Copy out all the entries word for word.

Saved entries:
--- Begin ---

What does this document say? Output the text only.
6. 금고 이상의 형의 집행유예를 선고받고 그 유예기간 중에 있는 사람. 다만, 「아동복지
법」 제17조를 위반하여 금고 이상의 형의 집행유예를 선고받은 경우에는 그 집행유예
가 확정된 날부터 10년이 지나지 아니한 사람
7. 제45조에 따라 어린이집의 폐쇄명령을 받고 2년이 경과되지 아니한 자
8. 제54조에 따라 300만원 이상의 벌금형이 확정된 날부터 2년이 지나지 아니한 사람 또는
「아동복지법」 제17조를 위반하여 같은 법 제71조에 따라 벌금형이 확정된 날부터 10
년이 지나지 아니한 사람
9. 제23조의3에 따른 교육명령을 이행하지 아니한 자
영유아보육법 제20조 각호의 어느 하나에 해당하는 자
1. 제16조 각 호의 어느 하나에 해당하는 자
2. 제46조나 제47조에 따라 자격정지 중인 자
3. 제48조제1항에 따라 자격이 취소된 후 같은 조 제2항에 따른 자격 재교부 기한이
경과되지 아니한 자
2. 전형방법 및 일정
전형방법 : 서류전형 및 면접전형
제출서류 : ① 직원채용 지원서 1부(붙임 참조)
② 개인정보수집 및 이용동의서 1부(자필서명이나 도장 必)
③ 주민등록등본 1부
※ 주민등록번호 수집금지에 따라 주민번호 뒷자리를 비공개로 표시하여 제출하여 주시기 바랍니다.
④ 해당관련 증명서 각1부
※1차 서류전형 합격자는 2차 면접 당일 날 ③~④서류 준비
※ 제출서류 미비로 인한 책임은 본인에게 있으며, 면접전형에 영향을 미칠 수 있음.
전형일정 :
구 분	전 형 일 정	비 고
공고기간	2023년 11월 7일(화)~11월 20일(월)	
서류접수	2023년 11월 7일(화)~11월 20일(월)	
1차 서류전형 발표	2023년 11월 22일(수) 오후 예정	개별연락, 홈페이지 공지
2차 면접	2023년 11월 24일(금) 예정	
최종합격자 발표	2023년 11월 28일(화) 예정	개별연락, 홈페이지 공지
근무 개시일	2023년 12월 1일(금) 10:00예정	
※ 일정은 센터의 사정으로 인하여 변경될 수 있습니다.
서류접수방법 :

--- End ---

* _EXERCISE RESPONSE_
What does this document say? Output the text only.
6. 금고 이상의 형의 집행유예를 선고받고 그 유예기간 중에 있는 사람. 다만, 「아동복지
법」 제17조를 위반하여 금고 이상의 형의 집행유예를 선고받은 경우에는 그 집행유예
가 확정된 날부터 10년이 지나지 아니한 사람
7. 제45조에 따라 어린이집의 폐쇄명령을 받고 2년이 경과되지 아니한 자
8. 제54조에 따라 300만원 이상의 벌금형이 확정된 날부터 2년이 지나지 아니한 사람 또는
「아동복지법」 제17조를 위반하여 같은 법 제71조에 따라 벌금형이 확정된 날부터 10
년이 지나지 아니한 사람
9. 제23조의3에 따른 교육명령을 이행하지 아니한 자
영유아보육법 제20조 각호의 어느 하나에 해당하는 자
1. 제16조 각 호의 어느 하나에 해당하는 자
2. 제46조나 제47조에 따라 자격정지 중인 자
3. 제48조제1항에 따라 자격이 취소된 후 같은 조 제2항에 따른 자격 재교부 기한이
경과되지 아니한 자
2. 전형방법 및 일정
전형방법 : 서류전형 및 면접전형
제출서류 : ① 직원채용 지원서 1부(붙임 참조)
② 개인정보수집 및 이용동의서 1부(자필서명이나 도장 必)
③ 주민등록등본 1부
※ 주민등록번호 수집금지에 따라 주민번호 뒷자리를 비공개로 표시하여 제출하여 주시기 바랍니다.
④ 해당관련 증명서 각1부
※1차 서류전형 합격자는 2차 면접 당일 날 ③~④서류 준비
※ 제출서류 미비로 인한 책임은 본인에게 있으며, 면접전형에 영향을 미칠 수 있음.
전형일정 :
구 분	전 형 일 정	비 고
공고기간	2023년 11월 7일(화)~11월 20일(월)	
서류접수	2023년 11월 7일(화)~11월 20일(월)	
1차 서류전형 발표	2023년 11월 22일(수) 오후 예정	개별연락, 홈페이지 공지
2차 면접	2023년 11월 24일(금) 예정	
최종합격자 발표	2023년 11월 28일(화) 예정	개별연락, 홈페이지 공지
근무 개시일	2023년 12월 1일(금) 10:00예정	
※ 일정은 센터의 사정으로 인하여 변경될 수 있습니다.
서류접수방법 :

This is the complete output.